Stated goal
Can you turn the lines from the very first one through the line holding "radio-label: 2. Linux (212, 172, 268, 188)", both included, into a numbered list, leaving out any blank lines?

** Start Supplied data **

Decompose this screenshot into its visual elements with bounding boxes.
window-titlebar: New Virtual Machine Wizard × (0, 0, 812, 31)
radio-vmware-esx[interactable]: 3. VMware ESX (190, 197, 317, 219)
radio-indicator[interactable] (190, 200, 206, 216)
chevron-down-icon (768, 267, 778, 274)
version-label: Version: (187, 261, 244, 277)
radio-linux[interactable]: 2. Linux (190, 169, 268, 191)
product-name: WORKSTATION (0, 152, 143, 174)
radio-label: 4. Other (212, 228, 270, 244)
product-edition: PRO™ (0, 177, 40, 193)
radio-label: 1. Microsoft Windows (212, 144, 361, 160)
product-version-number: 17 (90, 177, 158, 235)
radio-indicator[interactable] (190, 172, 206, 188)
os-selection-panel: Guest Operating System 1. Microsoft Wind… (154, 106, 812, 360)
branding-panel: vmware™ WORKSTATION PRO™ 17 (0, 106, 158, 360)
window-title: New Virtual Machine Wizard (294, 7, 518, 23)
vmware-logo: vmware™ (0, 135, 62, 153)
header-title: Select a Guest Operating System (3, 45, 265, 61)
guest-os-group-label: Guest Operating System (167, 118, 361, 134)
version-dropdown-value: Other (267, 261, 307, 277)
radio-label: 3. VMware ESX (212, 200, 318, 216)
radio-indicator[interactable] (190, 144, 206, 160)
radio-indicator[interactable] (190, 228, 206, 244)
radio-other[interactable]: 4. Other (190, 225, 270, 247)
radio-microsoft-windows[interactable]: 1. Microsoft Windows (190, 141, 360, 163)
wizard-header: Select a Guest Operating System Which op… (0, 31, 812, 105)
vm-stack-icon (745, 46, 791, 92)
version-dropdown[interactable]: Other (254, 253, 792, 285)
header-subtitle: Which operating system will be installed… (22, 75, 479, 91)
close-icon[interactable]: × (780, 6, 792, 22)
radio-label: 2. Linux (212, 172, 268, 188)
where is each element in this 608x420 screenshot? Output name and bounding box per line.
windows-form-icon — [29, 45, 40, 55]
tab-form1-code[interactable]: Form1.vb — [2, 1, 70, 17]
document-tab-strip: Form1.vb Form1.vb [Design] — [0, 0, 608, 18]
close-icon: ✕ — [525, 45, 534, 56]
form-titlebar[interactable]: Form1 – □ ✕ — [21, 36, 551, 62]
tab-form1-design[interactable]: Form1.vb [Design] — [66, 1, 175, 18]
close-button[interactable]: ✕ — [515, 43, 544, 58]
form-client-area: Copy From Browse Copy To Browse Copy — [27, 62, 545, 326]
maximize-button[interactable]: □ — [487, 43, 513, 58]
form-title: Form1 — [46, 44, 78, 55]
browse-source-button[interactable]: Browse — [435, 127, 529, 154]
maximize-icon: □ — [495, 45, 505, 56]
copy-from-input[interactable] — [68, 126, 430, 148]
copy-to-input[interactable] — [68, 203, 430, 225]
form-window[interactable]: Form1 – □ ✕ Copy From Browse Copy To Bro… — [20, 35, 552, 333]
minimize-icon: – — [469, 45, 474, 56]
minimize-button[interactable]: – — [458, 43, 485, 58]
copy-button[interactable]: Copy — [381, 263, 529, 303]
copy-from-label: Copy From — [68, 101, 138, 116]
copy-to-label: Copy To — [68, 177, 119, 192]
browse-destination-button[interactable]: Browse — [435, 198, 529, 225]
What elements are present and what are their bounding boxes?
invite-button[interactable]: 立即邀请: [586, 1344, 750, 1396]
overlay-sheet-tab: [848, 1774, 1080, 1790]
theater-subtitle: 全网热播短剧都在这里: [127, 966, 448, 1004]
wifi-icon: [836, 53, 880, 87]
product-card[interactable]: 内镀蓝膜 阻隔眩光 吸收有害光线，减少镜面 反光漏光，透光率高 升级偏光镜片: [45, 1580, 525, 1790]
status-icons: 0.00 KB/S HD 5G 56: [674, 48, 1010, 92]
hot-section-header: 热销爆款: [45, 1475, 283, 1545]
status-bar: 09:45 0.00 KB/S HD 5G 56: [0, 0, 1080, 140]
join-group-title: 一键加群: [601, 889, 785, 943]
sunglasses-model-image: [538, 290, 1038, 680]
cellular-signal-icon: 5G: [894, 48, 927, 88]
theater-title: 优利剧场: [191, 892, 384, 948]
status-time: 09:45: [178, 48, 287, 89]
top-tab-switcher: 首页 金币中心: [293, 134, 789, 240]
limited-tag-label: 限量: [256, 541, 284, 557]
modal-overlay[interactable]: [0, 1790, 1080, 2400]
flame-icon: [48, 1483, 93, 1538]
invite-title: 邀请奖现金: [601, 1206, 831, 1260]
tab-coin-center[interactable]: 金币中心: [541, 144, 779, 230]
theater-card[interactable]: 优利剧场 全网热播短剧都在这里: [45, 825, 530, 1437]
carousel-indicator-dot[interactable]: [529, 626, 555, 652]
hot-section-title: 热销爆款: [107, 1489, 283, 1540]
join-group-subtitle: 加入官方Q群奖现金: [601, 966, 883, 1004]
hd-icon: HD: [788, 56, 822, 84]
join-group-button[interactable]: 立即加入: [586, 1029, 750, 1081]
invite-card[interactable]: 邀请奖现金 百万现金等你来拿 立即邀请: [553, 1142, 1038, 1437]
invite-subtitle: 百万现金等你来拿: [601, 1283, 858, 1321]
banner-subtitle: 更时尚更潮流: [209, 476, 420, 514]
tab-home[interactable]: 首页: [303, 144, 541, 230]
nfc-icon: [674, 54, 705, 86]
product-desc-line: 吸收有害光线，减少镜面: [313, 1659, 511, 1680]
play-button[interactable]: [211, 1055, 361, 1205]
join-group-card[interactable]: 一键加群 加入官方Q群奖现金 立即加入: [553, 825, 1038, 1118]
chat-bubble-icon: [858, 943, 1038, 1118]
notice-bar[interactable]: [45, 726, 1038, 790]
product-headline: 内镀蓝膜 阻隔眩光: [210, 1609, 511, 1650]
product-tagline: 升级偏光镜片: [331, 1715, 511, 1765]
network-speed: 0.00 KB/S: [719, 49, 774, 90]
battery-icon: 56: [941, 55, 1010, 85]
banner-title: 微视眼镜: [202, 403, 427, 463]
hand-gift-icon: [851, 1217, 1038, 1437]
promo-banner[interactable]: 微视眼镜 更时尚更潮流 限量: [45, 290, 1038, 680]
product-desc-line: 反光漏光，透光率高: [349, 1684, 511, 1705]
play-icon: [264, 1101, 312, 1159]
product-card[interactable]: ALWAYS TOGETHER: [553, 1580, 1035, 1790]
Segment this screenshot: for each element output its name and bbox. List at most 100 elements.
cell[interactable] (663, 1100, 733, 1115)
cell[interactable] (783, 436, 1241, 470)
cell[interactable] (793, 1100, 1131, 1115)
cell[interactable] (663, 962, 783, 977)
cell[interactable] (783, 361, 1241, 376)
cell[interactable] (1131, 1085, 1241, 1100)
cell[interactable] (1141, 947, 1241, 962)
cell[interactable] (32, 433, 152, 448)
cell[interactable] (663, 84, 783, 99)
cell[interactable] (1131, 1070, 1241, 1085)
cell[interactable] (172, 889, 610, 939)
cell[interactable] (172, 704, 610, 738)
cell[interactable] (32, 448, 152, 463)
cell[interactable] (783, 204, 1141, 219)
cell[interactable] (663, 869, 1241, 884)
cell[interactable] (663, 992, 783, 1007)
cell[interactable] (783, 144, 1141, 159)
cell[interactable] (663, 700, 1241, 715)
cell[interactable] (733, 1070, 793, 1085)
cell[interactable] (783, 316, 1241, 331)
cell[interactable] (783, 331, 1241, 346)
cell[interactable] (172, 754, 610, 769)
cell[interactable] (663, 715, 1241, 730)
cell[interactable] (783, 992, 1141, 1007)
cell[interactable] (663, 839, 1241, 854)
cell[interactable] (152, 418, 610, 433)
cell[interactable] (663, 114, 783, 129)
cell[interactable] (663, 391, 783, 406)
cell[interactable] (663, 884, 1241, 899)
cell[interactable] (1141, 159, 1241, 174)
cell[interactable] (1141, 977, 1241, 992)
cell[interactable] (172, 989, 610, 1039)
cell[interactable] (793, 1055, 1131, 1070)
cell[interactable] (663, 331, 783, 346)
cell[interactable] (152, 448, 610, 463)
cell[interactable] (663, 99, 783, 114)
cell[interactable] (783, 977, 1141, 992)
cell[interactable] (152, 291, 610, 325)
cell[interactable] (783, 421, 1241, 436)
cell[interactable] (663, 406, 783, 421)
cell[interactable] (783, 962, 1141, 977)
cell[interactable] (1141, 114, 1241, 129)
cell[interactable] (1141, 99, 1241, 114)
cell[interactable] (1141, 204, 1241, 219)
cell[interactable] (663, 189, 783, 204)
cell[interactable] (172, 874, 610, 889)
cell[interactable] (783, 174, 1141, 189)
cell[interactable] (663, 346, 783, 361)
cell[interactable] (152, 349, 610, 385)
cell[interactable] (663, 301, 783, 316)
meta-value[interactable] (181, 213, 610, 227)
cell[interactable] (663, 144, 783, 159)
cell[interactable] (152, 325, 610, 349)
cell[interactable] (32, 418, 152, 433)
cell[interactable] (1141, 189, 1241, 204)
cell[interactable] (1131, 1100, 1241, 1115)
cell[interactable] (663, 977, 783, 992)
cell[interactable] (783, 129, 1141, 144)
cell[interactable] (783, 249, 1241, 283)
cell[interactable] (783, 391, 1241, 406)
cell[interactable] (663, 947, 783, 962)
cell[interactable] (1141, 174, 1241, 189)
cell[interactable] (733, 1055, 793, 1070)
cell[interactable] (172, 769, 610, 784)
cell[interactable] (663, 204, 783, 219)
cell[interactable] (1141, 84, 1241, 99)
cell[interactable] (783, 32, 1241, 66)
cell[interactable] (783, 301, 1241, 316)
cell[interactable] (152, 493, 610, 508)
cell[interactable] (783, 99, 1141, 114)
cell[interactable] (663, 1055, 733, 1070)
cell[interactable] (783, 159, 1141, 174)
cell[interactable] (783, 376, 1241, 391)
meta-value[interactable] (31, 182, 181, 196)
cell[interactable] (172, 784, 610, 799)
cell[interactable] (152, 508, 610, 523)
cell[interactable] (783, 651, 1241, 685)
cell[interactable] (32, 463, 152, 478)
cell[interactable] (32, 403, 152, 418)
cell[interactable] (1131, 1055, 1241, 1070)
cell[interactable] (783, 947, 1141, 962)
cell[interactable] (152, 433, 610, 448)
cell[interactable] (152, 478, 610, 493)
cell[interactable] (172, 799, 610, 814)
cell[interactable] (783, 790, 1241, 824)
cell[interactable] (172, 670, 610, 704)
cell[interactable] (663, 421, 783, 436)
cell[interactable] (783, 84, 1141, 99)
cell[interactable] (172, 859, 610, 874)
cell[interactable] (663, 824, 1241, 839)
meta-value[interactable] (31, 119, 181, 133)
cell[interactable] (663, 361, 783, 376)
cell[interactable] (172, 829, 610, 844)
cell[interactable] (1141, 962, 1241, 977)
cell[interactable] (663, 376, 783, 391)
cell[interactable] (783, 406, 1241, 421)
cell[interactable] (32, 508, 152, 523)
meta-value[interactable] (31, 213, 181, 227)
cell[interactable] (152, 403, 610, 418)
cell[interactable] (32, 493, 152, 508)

** End Supplied data **

Full output
1. Decompose this screenshot into its visual elements with bounding boxes.
2. window-titlebar: New Virtual Machine Wizard × (0, 0, 812, 31)
3. radio-vmware-esx[interactable]: 3. VMware ESX (190, 197, 317, 219)
4. radio-indicator[interactable] (190, 200, 206, 216)
5. chevron-down-icon (768, 267, 778, 274)
6. version-label: Version: (187, 261, 244, 277)
7. radio-linux[interactable]: 2. Linux (190, 169, 268, 191)
8. product-name: WORKSTATION (0, 152, 143, 174)
9. radio-label: 4. Other (212, 228, 270, 244)
10. product-edition: PRO™ (0, 177, 40, 193)
11. radio-label: 1. Microsoft Windows (212, 144, 361, 160)
12. product-version-number: 17 (90, 177, 158, 235)
13. radio-indicator[interactable] (190, 172, 206, 188)
14. os-selection-panel: Guest Operating System 1. Microsoft Wind… (154, 106, 812, 360)
15. branding-panel: vmware™ WORKSTATION PRO™ 17 (0, 106, 158, 360)
16. window-title: New Virtual Machine Wizard (294, 7, 518, 23)
17. vmware-logo: vmware™ (0, 135, 62, 153)
18. header-title: Select a Guest Operating System (3, 45, 265, 61)
19. guest-os-group-label: Guest Operating System (167, 118, 361, 134)
20. version-dropdown-value: Other (267, 261, 307, 277)
21. radio-label: 3. VMware ESX (212, 200, 318, 216)
22. radio-indicator[interactable] (190, 144, 206, 160)
23. radio-indicator[interactable] (190, 228, 206, 244)
24. radio-other[interactable]: 4. Other (190, 225, 270, 247)
25. radio-microsoft-windows[interactable]: 1. Microsoft Windows (190, 141, 360, 163)
26. wizard-header: Select a Guest Operating System Which op… (0, 31, 812, 105)
27. vm-stack-icon (745, 46, 791, 92)
28. version-dropdown[interactable]: Other (254, 253, 792, 285)
29. header-subtitle: Which operating system will be installed… (22, 75, 479, 91)
30. close-icon[interactable]: × (780, 6, 792, 22)
31. radio-label: 2. Linux (212, 172, 268, 188)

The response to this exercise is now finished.